>> start Excerpted records

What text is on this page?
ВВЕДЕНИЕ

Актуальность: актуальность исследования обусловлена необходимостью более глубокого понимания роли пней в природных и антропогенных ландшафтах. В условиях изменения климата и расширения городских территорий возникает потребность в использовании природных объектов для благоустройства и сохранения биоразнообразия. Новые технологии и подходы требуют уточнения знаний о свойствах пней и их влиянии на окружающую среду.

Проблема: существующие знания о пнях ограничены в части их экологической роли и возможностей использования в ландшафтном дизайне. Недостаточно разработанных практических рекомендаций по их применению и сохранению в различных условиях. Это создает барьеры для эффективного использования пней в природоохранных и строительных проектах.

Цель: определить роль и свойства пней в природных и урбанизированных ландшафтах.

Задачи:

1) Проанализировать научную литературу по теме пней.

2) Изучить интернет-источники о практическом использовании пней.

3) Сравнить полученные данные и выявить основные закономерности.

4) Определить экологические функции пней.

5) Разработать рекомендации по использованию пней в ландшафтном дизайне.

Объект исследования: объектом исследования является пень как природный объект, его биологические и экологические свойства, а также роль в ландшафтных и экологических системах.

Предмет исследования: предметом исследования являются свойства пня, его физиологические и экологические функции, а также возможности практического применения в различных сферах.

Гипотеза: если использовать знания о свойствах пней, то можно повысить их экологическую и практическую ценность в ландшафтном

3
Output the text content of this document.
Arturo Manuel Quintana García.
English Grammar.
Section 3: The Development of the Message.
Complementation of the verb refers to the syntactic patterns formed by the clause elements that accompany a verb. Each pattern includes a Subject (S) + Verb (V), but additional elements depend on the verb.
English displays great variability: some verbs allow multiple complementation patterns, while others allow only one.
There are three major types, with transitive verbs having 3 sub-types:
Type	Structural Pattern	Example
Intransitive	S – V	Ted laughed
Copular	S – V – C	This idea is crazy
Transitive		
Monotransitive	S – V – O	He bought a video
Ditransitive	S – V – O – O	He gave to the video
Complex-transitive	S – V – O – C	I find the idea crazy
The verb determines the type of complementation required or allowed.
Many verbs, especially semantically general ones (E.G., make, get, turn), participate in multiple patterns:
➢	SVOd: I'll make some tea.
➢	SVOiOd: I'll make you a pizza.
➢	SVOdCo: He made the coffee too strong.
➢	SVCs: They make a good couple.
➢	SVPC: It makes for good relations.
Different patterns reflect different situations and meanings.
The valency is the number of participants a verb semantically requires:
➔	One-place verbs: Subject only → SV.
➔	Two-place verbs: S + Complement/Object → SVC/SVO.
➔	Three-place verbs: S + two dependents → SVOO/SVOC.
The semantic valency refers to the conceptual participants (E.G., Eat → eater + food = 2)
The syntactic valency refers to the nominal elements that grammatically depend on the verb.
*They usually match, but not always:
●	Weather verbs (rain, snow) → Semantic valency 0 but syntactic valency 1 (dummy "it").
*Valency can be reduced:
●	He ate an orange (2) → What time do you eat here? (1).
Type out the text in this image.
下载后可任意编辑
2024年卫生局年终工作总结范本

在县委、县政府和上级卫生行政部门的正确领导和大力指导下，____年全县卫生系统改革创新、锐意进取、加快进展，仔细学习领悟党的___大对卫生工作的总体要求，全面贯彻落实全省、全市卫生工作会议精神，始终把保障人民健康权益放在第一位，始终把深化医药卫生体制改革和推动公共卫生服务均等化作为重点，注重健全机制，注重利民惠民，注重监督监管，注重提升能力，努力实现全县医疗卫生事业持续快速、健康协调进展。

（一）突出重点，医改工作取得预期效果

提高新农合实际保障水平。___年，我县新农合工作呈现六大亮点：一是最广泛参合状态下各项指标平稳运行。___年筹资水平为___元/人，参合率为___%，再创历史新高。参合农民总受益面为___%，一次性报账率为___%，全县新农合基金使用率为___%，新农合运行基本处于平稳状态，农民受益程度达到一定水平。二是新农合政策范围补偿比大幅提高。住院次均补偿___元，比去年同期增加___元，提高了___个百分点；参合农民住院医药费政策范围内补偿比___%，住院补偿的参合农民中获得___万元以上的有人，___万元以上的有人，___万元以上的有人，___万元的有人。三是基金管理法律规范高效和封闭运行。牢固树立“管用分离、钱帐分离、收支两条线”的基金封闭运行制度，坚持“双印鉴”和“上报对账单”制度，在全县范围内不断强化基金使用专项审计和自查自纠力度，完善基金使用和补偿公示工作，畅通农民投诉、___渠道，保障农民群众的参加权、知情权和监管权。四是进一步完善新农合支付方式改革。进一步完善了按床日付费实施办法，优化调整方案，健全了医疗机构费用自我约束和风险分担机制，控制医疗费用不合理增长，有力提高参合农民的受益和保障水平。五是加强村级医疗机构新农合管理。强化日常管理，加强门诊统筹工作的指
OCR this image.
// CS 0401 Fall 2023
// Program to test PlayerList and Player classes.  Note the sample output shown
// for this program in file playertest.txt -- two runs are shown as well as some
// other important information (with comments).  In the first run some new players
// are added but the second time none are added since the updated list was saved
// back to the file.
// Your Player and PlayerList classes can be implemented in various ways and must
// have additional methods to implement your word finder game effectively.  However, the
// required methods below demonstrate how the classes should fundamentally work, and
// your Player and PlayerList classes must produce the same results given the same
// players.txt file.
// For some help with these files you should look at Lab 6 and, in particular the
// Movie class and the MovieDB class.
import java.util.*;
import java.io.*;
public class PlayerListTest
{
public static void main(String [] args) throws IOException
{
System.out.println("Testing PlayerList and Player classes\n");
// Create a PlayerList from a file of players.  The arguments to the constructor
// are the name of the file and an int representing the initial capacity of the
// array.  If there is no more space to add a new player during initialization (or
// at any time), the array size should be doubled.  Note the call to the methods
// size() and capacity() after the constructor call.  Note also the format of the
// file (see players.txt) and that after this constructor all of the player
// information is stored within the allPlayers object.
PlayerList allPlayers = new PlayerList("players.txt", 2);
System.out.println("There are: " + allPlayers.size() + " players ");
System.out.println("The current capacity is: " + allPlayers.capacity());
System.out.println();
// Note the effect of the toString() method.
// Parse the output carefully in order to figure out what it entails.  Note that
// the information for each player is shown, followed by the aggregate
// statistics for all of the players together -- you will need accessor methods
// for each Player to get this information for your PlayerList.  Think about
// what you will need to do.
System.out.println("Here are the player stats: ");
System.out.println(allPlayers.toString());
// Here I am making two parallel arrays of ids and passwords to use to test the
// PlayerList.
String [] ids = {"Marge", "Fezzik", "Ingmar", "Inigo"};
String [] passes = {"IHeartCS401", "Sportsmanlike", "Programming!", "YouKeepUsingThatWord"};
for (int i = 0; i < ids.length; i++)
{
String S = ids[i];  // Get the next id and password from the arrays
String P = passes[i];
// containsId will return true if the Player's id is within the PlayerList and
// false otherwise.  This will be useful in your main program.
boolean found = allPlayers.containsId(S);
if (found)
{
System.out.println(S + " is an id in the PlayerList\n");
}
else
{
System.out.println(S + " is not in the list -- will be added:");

>> end Excerpted records

**What you are asked to do**. Copy the material above, line for line.

**Finished exercise**.
What text is on this page?
ВВЕДЕНИЕ

Актуальность: актуальность исследования обусловлена необходимостью более глубокого понимания роли пней в природных и антропогенных ландшафтах. В условиях изменения климата и расширения городских территорий возникает потребность в использовании природных объектов для благоустройства и сохранения биоразнообразия. Новые технологии и подходы требуют уточнения знаний о свойствах пней и их влиянии на окружающую среду.

Проблема: существующие знания о пнях ограничены в части их экологической роли и возможностей использования в ландшафтном дизайне. Недостаточно разработанных практических рекомендаций по их применению и сохранению в различных условиях. Это создает барьеры для эффективного использования пней в природоохранных и строительных проектах.

Цель: определить роль и свойства пней в природных и урбанизированных ландшафтах.

Задачи:

1) Проанализировать научную литературу по теме пней.

2) Изучить интернет-источники о практическом использовании пней.

3) Сравнить полученные данные и выявить основные закономерности.

4) Определить экологические функции пней.

5) Разработать рекомендации по использованию пней в ландшафтном дизайне.

Объект исследования: объектом исследования является пень как природный объект, его биологические и экологические свойства, а также роль в ландшафтных и экологических системах.

Предмет исследования: предметом исследования являются свойства пня, его физиологические и экологические функции, а также возможности практического применения в различных сферах.

Гипотеза: если использовать знания о свойствах пней, то можно повысить их экологическую и практическую ценность в ландшафтном

3
Output the text content of this document.
Arturo Manuel Quintana García.
English Grammar.
Section 3: The Development of the Message.
Complementation of the verb refers to the syntactic patterns formed by the clause elements that accompany a verb. Each pattern includes a Subject (S) + Verb (V), but additional elements depend on the verb.
English displays great variability: some verbs allow multiple complementation patterns, while others allow only one.
There are three major types, with transitive verbs having 3 sub-types:
Type	Structural Pattern	Example
Intransitive	S – V	Ted laughed
Copular	S – V – C	This idea is crazy
Transitive		
Monotransitive	S – V – O	He bought a video
Ditransitive	S – V – O – O	He gave to the video
Complex-transitive	S – V – O – C	I find the idea crazy
The verb determines the type of complementation required or allowed.
Many verbs, especially semantically general ones (E.G., make, get, turn), participate in multiple patterns:
➢	SVOd: I'll make some tea.
➢	SVOiOd: I'll make you a pizza.
➢	SVOdCo: He made the coffee too strong.
➢	SVCs: They make a good couple.
➢	SVPC: It makes for good relations.
Different patterns reflect different situations and meanings.
The valency is the number of participants a verb semantically requires:
➔	One-place verbs: Subject only → SV.
➔	Two-place verbs: S + Complement/Object → SVC/SVO.
➔	Three-place verbs: S + two dependents → SVOO/SVOC.
The semantic valency refers to the conceptual participants (E.G., Eat → eater + food = 2)
The syntactic valency refers to the nominal elements that grammatically depend on the verb.
*They usually match, but not always:
●	Weather verbs (rain, snow) → Semantic valency 0 but syntactic valency 1 (dummy "it").
*Valency can be reduced:
●	He ate an orange (2) → What time do you eat here? (1).
Type out the text in this image.
下载后可任意编辑
2024年卫生局年终工作总结范本

在县委、县政府和上级卫生行政部门的正确领导和大力指导下，____年全县卫生系统改革创新、锐意进取、加快进展，仔细学习领悟党的___大对卫生工作的总体要求，全面贯彻落实全省、全市卫生工作会议精神，始终把保障人民健康权益放在第一位，始终把深化医药卫生体制改革和推动公共卫生服务均等化作为重点，注重健全机制，注重利民惠民，注重监督监管，注重提升能力，努力实现全县医疗卫生事业持续快速、健康协调进展。

（一）突出重点，医改工作取得预期效果

提高新农合实际保障水平。___年，我县新农合工作呈现六大亮点：一是最广泛参合状态下各项指标平稳运行。___年筹资水平为___元/人，参合率为___%，再创历史新高。参合农民总受益面为___%，一次性报账率为___%，全县新农合基金使用率为___%，新农合运行基本处于平稳状态，农民受益程度达到一定水平。二是新农合政策范围补偿比大幅提高。住院次均补偿___元，比去年同期增加___元，提高了___个百分点；参合农民住院医药费政策范围内补偿比___%，住院补偿的参合农民中获得___万元以上的有人，___万元以上的有人，___万元以上的有人，___万元的有人。三是基金管理法律规范高效和封闭运行。牢固树立“管用分离、钱帐分离、收支两条线”的基金封闭运行制度，坚持“双印鉴”和“上报对账单”制度，在全县范围内不断强化基金使用专项审计和自查自纠力度，完善基金使用和补偿公示工作，畅通农民投诉、___渠道，保障农民群众的参加权、知情权和监管权。四是进一步完善新农合支付方式改革。进一步完善了按床日付费实施办法，优化调整方案，健全了医疗机构费用自我约束和风险分担机制，控制医疗费用不合理增长，有力提高参合农民的受益和保障水平。五是加强村级医疗机构新农合管理。强化日常管理，加强门诊统筹工作的指
OCR this image.
// CS 0401 Fall 2023
// Program to test PlayerList and Player classes.  Note the sample output shown
// for this program in file playertest.txt -- two runs are shown as well as some
// other important information (with comments).  In the first run some new players
// are added but the second time none are added since the updated list was saved
// back to the file.
// Your Player and PlayerList classes can be implemented in various ways and must
// have additional methods to implement your word finder game effectively.  However, the
// required methods below demonstrate how the classes should fundamentally work, and
// your Player and PlayerList classes must produce the same results given the same
// players.txt file.
// For some help with these files you should look at Lab 6 and, in particular the
// Movie class and the MovieDB class.
import java.util.*;
import java.io.*;
public class PlayerListTest
{
public static void main(String [] args) throws IOException
{
System.out.println("Testing PlayerList and Player classes\n");
// Create a PlayerList from a file of players.  The arguments to the constructor
// are the name of the file and an int representing the initial capacity of the
// array.  If there is no more space to add a new player during initialization (or
// at any time), the array size should be doubled.  Note the call to the methods
// size() and capacity() after the constructor call.  Note also the format of the
// file (see players.txt) and that after this constructor all of the player
// information is stored within the allPlayers object.
PlayerList allPlayers = new PlayerList("players.txt", 2);
System.out.println("There are: " + allPlayers.size() + " players ");
System.out.println("The current capacity is: " + allPlayers.capacity());
System.out.println();
// Note the effect of the toString() method.
// Parse the output carefully in order to figure out what it entails.  Note that
// the information for each player is shown, followed by the aggregate
// statistics for all of the players together -- you will need accessor methods
// for each Player to get this information for your PlayerList.  Think about
// what you will need to do.
System.out.println("Here are the player stats: ");
System.out.println(allPlayers.toString());
// Here I am making two parallel arrays of ids and passwords to use to test the
// PlayerList.
String [] ids = {"Marge", "Fezzik", "Ingmar", "Inigo"};
String [] passes = {"IHeartCS401", "Sportsmanlike", "Programming!", "YouKeepUsingThatWord"};
for (int i = 0; i < ids.length; i++)
{
String S = ids[i];  // Get the next id and password from the arrays
String P = passes[i];
// containsId will return true if the Player's id is within the PlayerList and
// false otherwise.  This will be useful in your main program.
boolean found = allPlayers.containsId(S);
if (found)
{
System.out.println(S + " is an id in the PlayerList\n");
}
else
{
System.out.println(S + " is not in the list -- will be added:");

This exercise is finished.